Where the string "this" occurs in the material below, report the whole line.

☆ ☆ ☆ ☆ ☆ ☆ ☆

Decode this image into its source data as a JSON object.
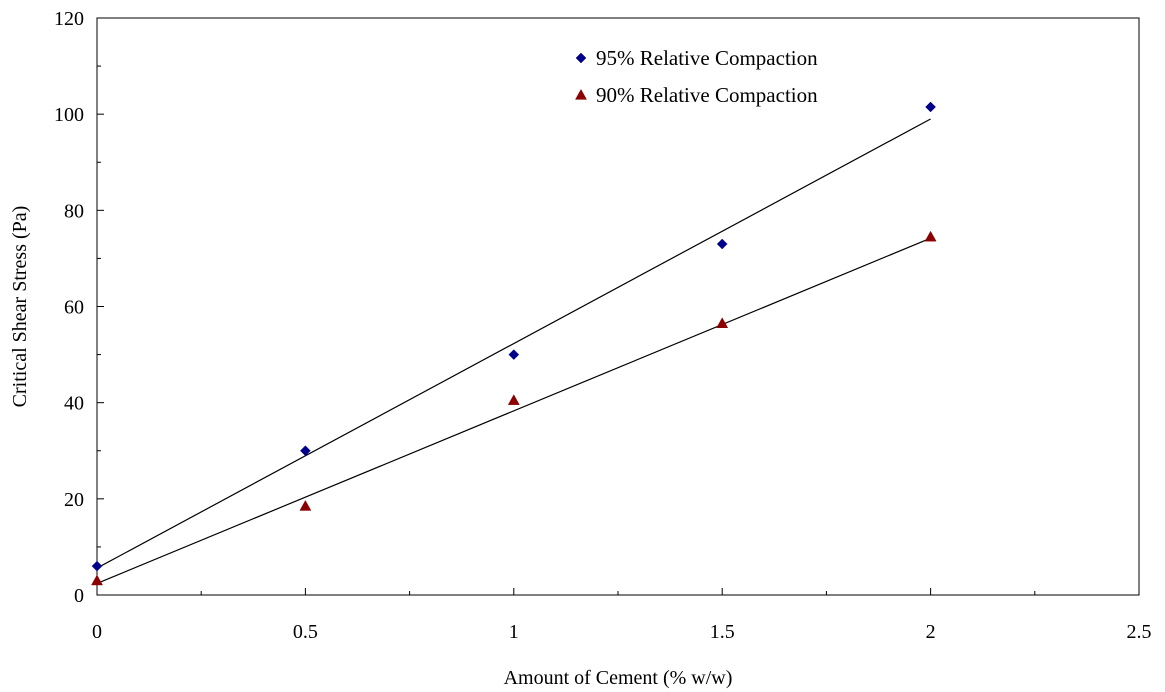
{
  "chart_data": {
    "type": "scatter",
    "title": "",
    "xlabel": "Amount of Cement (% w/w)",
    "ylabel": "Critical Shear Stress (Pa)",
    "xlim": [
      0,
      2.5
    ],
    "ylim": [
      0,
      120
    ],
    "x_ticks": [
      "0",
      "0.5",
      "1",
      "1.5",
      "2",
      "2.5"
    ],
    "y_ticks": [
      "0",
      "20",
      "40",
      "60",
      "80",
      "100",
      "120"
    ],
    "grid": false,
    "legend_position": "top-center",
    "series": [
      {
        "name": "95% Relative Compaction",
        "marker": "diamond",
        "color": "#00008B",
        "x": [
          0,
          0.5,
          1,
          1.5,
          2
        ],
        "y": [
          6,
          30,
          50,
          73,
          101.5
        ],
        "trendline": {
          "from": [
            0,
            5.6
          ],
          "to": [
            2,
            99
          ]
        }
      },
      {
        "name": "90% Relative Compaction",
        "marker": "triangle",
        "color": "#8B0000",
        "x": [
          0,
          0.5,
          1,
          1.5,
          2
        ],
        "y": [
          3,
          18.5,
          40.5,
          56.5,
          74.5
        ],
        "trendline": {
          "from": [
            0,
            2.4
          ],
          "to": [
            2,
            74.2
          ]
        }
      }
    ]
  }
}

☆ ☆ ☆ ☆ ☆ ☆ ☆

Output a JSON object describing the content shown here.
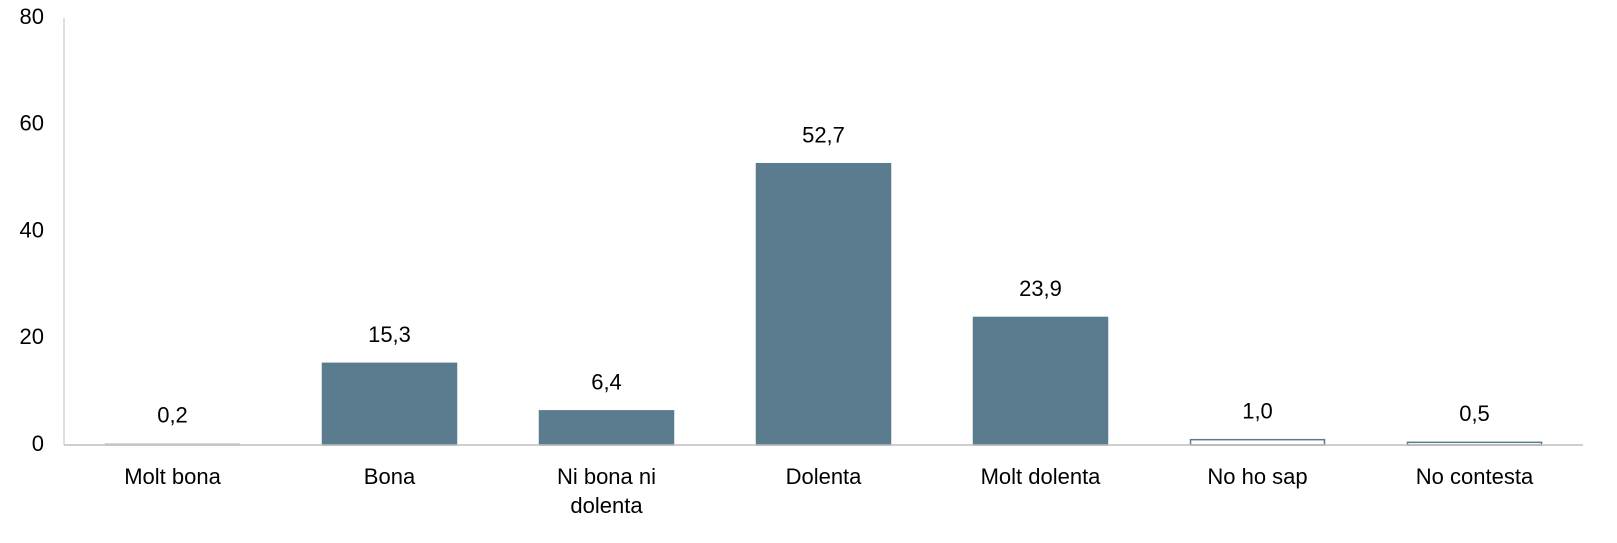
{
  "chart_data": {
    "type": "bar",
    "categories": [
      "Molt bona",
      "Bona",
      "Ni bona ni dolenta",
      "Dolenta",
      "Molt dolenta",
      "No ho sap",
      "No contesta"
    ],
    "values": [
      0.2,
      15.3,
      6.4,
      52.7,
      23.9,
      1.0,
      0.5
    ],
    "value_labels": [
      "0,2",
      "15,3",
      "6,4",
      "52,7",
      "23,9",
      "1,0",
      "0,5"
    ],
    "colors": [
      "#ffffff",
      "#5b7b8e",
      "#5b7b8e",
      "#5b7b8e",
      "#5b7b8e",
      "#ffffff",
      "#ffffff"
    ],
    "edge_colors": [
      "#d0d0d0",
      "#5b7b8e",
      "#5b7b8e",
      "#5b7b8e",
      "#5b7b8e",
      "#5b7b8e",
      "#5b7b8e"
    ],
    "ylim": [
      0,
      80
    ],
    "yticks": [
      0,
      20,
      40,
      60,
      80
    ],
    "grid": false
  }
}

☆ ☆ ☆ ☆ ☆ ☆ ☆

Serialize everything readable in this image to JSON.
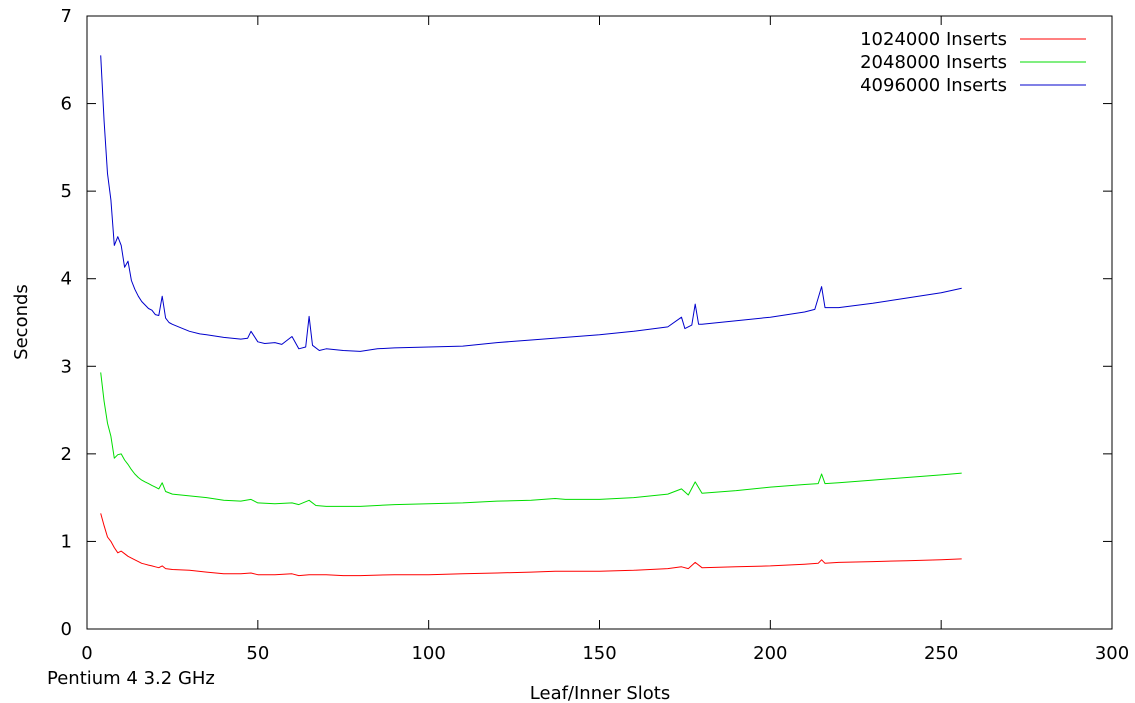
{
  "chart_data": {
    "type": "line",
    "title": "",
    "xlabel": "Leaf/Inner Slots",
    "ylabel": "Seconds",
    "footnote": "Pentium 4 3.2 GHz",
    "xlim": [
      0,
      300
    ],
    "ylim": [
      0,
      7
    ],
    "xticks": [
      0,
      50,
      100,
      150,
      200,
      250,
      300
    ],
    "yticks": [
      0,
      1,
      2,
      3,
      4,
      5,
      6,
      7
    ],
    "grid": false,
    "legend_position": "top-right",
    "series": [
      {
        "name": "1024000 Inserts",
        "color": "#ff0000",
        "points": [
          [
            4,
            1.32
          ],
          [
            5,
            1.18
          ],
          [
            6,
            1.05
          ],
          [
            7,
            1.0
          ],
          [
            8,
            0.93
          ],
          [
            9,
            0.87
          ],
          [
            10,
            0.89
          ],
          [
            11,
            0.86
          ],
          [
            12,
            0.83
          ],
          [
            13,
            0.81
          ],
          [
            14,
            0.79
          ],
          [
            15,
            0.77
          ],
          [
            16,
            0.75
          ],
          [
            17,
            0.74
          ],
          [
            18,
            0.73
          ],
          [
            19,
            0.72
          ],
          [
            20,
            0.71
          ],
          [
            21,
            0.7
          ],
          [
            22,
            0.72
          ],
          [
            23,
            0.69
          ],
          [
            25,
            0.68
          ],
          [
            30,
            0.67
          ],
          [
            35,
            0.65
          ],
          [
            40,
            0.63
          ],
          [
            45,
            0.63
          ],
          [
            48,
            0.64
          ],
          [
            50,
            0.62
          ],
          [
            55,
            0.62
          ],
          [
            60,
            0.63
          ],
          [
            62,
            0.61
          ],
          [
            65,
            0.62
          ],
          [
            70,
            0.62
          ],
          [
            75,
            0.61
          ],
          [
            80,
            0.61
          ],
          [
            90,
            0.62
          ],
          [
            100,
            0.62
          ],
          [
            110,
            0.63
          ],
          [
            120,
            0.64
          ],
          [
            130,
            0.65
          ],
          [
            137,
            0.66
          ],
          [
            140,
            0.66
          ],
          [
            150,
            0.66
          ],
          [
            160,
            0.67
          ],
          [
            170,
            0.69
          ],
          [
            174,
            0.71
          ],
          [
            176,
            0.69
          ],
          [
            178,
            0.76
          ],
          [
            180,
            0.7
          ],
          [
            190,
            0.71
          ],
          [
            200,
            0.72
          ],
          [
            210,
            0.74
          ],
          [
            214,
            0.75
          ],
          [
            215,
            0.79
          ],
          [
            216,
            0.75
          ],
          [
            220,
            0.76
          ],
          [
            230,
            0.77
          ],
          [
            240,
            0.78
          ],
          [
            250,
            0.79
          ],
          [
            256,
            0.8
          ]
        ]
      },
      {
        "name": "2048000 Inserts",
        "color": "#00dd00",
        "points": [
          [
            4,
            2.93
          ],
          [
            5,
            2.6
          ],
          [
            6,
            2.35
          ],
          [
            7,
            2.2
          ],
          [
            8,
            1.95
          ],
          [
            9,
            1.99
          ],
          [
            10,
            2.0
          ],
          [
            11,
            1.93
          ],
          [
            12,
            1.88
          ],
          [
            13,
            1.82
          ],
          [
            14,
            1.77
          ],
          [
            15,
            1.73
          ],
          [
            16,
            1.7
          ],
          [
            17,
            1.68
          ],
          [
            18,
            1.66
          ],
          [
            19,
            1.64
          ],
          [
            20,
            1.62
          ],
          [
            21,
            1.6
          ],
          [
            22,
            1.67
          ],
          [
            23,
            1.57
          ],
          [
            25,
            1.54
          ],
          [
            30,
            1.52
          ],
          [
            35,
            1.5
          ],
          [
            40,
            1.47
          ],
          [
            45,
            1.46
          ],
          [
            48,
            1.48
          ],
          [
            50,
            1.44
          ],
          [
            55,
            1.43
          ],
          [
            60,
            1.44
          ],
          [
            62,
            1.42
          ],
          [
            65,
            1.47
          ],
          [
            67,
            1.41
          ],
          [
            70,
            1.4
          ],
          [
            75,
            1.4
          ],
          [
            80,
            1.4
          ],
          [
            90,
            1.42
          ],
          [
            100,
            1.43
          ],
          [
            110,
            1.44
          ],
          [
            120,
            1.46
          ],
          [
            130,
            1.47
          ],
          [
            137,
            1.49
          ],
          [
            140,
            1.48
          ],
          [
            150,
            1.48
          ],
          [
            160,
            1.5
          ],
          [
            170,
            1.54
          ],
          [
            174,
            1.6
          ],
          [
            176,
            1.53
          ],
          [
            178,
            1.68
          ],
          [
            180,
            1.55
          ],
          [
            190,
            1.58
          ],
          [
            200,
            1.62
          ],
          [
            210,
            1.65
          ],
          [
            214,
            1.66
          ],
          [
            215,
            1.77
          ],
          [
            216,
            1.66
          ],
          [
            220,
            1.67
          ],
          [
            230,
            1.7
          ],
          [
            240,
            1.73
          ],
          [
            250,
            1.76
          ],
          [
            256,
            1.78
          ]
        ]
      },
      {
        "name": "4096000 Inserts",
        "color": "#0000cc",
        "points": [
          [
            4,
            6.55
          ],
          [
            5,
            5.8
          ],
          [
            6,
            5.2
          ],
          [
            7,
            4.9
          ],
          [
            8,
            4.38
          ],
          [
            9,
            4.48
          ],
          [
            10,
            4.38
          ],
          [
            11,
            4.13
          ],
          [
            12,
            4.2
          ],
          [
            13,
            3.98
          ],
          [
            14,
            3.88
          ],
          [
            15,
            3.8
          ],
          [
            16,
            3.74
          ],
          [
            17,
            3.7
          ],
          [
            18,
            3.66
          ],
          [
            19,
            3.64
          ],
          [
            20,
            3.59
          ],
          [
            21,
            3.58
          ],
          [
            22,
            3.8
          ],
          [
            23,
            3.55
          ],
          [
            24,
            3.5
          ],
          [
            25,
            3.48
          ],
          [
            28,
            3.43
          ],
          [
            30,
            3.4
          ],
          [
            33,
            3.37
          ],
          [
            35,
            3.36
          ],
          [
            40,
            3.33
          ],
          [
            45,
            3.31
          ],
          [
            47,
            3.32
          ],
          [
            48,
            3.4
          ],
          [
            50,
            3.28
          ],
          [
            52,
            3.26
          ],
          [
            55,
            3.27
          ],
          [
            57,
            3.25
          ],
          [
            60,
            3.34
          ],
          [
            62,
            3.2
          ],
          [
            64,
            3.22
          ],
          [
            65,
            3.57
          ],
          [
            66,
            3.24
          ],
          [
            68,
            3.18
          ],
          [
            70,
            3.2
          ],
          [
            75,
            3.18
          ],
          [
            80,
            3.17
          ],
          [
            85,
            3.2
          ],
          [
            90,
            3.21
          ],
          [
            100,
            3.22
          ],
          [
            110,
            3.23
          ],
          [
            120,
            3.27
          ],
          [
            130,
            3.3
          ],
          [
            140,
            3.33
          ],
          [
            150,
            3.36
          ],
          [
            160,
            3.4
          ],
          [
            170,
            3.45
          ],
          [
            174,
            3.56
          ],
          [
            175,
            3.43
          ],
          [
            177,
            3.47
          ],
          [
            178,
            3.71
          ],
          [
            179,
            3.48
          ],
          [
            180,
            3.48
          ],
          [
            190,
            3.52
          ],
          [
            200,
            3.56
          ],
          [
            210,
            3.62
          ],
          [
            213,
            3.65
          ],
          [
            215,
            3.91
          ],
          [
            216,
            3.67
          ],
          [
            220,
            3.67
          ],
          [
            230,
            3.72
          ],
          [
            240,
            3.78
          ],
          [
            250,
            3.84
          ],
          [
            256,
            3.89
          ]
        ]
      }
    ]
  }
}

☆ ☆ ☆ ☆ ☆ ☆ ☆

- **Problem solution**:
Decode this image into its source data as a JSON object.
Serialize everything readable in this image to JSON.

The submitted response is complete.